■ What you have to do ■
Identify, in the records below, every line where the string "hearing" appears, and copy each such line.

>> START Records for processing

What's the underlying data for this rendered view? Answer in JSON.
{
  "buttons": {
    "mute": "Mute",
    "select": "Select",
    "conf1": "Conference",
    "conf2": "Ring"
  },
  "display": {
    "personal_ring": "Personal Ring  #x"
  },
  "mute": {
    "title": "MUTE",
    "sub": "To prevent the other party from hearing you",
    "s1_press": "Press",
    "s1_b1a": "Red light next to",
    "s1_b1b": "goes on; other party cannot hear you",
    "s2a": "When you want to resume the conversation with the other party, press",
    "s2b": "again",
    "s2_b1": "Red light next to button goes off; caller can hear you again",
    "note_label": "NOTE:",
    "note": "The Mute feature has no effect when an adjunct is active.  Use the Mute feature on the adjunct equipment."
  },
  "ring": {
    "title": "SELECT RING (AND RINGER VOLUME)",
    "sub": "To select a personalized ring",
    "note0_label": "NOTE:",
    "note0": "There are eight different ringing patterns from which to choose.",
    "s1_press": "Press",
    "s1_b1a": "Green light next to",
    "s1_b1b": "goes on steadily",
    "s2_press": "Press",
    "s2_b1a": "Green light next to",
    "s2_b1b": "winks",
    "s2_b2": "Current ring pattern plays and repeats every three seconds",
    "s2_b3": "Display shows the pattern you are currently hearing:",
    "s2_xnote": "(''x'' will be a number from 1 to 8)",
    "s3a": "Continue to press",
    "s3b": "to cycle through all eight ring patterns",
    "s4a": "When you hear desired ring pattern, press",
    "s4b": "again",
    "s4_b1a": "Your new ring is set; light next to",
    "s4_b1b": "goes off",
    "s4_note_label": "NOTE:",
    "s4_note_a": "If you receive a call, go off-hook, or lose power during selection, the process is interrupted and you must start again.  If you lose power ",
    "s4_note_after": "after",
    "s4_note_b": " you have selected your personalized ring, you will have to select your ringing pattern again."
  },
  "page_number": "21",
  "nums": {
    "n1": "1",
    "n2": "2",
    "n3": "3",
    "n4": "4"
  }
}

>> END Records for processing

■ Completed exercise ■
    "sub": "To prevent the other party from hearing you",
    "s2_b3": "Display shows the pattern you are currently hearing:",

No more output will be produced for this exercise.